◆ Written request ◆
Every entry that follows needs to be repeated exactly.

◆ Data lines ◆
>> Start

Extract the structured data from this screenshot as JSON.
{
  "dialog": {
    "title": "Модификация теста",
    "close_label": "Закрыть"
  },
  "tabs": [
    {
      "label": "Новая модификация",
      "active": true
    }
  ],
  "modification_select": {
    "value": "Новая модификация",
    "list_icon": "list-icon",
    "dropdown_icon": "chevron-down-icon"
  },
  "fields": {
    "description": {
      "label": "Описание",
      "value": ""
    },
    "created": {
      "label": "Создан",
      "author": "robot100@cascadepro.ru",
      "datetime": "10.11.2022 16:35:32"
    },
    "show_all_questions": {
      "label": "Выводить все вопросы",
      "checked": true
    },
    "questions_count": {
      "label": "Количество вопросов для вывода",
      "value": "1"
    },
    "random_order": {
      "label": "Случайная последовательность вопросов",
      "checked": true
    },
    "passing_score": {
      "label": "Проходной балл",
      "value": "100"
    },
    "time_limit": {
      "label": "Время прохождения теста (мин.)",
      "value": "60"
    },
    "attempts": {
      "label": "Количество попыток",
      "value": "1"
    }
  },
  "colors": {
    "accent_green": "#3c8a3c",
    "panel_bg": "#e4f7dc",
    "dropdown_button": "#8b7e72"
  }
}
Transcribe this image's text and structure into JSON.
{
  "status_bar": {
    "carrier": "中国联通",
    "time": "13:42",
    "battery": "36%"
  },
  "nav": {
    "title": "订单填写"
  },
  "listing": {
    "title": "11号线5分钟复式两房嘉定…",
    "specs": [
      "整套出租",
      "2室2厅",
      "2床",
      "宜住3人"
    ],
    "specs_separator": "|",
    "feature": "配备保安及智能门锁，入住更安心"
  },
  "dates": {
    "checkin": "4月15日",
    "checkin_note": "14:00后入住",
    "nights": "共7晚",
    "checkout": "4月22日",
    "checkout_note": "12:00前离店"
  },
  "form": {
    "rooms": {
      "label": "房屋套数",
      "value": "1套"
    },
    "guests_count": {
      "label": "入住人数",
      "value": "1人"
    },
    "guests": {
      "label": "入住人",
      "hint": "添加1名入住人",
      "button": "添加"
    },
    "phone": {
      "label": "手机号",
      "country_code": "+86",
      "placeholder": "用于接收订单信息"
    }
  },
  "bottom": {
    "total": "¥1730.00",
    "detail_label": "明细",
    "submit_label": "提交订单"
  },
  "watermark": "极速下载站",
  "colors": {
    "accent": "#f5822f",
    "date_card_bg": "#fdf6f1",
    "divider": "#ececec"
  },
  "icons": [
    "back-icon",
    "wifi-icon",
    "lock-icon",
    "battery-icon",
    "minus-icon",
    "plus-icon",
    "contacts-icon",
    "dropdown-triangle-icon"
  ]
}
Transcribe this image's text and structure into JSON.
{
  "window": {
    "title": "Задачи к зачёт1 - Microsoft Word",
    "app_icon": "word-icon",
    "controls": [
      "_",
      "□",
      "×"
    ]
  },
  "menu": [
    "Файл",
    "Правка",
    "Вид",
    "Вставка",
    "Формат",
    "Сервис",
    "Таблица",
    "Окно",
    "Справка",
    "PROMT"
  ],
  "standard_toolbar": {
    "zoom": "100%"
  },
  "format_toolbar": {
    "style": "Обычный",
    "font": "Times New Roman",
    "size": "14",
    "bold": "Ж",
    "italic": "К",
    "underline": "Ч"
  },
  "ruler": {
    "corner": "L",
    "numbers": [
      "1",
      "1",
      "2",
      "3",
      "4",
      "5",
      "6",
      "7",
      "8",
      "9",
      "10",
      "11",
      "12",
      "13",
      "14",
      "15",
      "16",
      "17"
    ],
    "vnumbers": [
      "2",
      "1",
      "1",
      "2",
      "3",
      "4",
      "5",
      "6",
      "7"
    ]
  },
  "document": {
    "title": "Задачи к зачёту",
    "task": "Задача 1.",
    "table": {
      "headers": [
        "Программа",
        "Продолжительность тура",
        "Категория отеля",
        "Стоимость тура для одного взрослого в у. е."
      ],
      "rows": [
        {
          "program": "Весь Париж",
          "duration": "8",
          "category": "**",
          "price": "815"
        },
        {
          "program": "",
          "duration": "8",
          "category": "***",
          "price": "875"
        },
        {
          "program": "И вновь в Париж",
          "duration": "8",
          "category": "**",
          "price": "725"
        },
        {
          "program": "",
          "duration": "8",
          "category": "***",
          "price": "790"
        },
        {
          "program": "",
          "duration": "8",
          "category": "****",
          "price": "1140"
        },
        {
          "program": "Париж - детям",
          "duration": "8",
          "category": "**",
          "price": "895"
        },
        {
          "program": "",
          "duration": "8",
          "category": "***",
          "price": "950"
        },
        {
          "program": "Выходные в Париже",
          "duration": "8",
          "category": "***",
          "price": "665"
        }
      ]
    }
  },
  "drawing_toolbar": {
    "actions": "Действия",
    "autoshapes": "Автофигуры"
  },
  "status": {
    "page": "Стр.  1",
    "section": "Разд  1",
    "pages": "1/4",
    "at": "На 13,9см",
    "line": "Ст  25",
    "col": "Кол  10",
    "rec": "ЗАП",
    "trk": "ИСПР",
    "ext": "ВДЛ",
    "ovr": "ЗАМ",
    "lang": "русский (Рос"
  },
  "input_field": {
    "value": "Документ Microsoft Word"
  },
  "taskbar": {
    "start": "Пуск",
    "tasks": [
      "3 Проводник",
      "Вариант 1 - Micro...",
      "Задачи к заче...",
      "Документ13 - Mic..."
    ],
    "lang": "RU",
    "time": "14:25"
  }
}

>> End

◆ Finished task ◆
Extract the structured data from this screenshot as JSON.
{
  "dialog": {
    "title": "Модификация теста",
    "close_label": "Закрыть"
  },
  "tabs": [
    {
      "label": "Новая модификация",
      "active": true
    }
  ],
  "modification_select": {
    "value": "Новая модификация",
    "list_icon": "list-icon",
    "dropdown_icon": "chevron-down-icon"
  },
  "fields": {
    "description": {
      "label": "Описание",
      "value": ""
    },
    "created": {
      "label": "Создан",
      "author": "robot100@cascadepro.ru",
      "datetime": "10.11.2022 16:35:32"
    },
    "show_all_questions": {
      "label": "Выводить все вопросы",
      "checked": true
    },
    "questions_count": {
      "label": "Количество вопросов для вывода",
      "value": "1"
    },
    "random_order": {
      "label": "Случайная последовательность вопросов",
      "checked": true
    },
    "passing_score": {
      "label": "Проходной балл",
      "value": "100"
    },
    "time_limit": {
      "label": "Время прохождения теста (мин.)",
      "value": "60"
    },
    "attempts": {
      "label": "Количество попыток",
      "value": "1"
    }
  },
  "colors": {
    "accent_green": "#3c8a3c",
    "panel_bg": "#e4f7dc",
    "dropdown_button": "#8b7e72"
  }
}
Transcribe this image's text and structure into JSON.
{
  "status_bar": {
    "carrier": "中国联通",
    "time": "13:42",
    "battery": "36%"
  },
  "nav": {
    "title": "订单填写"
  },
  "listing": {
    "title": "11号线5分钟复式两房嘉定…",
    "specs": [
      "整套出租",
      "2室2厅",
      "2床",
      "宜住3人"
    ],
    "specs_separator": "|",
    "feature": "配备保安及智能门锁，入住更安心"
  },
  "dates": {
    "checkin": "4月15日",
    "checkin_note": "14:00后入住",
    "nights": "共7晚",
    "checkout": "4月22日",
    "checkout_note": "12:00前离店"
  },
  "form": {
    "rooms": {
      "label": "房屋套数",
      "value": "1套"
    },
    "guests_count": {
      "label": "入住人数",
      "value": "1人"
    },
    "guests": {
      "label": "入住人",
      "hint": "添加1名入住人",
      "button": "添加"
    },
    "phone": {
      "label": "手机号",
      "country_code": "+86",
      "placeholder": "用于接收订单信息"
    }
  },
  "bottom": {
    "total": "¥1730.00",
    "detail_label": "明细",
    "submit_label": "提交订单"
  },
  "watermark": "极速下载站",
  "colors": {
    "accent": "#f5822f",
    "date_card_bg": "#fdf6f1",
    "divider": "#ececec"
  },
  "icons": [
    "back-icon",
    "wifi-icon",
    "lock-icon",
    "battery-icon",
    "minus-icon",
    "plus-icon",
    "contacts-icon",
    "dropdown-triangle-icon"
  ]
}
Transcribe this image's text and structure into JSON.
{
  "window": {
    "title": "Задачи к зачёт1 - Microsoft Word",
    "app_icon": "word-icon",
    "controls": [
      "_",
      "□",
      "×"
    ]
  },
  "menu": [
    "Файл",
    "Правка",
    "Вид",
    "Вставка",
    "Формат",
    "Сервис",
    "Таблица",
    "Окно",
    "Справка",
    "PROMT"
  ],
  "standard_toolbar": {
    "zoom": "100%"
  },
  "format_toolbar": {
    "style": "Обычный",
    "font": "Times New Roman",
    "size": "14",
    "bold": "Ж",
    "italic": "К",
    "underline": "Ч"
  },
  "ruler": {
    "corner": "L",
    "numbers": [
      "1",
      "1",
      "2",
      "3",
      "4",
      "5",
      "6",
      "7",
      "8",
      "9",
      "10",
      "11",
      "12",
      "13",
      "14",
      "15",
      "16",
      "17"
    ],
    "vnumbers": [
      "2",
      "1",
      "1",
      "2",
      "3",
      "4",
      "5",
      "6",
      "7"
    ]
  },
  "document": {
    "title": "Задачи к зачёту",
    "task": "Задача 1.",
    "table": {
      "headers": [
        "Программа",
        "Продолжительность тура",
        "Категория отеля",
        "Стоимость тура для одного взрослого в у. е."
      ],
      "rows": [
        {
          "program": "Весь Париж",
          "duration": "8",
          "category": "**",
          "price": "815"
        },
        {
          "program": "",
          "duration": "8",
          "category": "***",
          "price": "875"
        },
        {
          "program": "И вновь в Париж",
          "duration": "8",
          "category": "**",
          "price": "725"
        },
        {
          "program": "",
          "duration": "8",
          "category": "***",
          "price": "790"
        },
        {
          "program": "",
          "duration": "8",
          "category": "****",
          "price": "1140"
        },
        {
          "program": "Париж - детям",
          "duration": "8",
          "category": "**",
          "price": "895"
        },
        {
          "program": "",
          "duration": "8",
          "category": "***",
          "price": "950"
        },
        {
          "program": "Выходные в Париже",
          "duration": "8",
          "category": "***",
          "price": "665"
        }
      ]
    }
  },
  "drawing_toolbar": {
    "actions": "Действия",
    "autoshapes": "Автофигуры"
  },
  "status": {
    "page": "Стр.  1",
    "section": "Разд  1",
    "pages": "1/4",
    "at": "На 13,9см",
    "line": "Ст  25",
    "col": "Кол  10",
    "rec": "ЗАП",
    "trk": "ИСПР",
    "ext": "ВДЛ",
    "ovr": "ЗАМ",
    "lang": "русский (Рос"
  },
  "input_field": {
    "value": "Документ Microsoft Word"
  },
  "taskbar": {
    "start": "Пуск",
    "tasks": [
      "3 Проводник",
      "Вариант 1 - Micro...",
      "Задачи к заче...",
      "Документ13 - Mic..."
    ],
    "lang": "RU",
    "time": "14:25"
  }
}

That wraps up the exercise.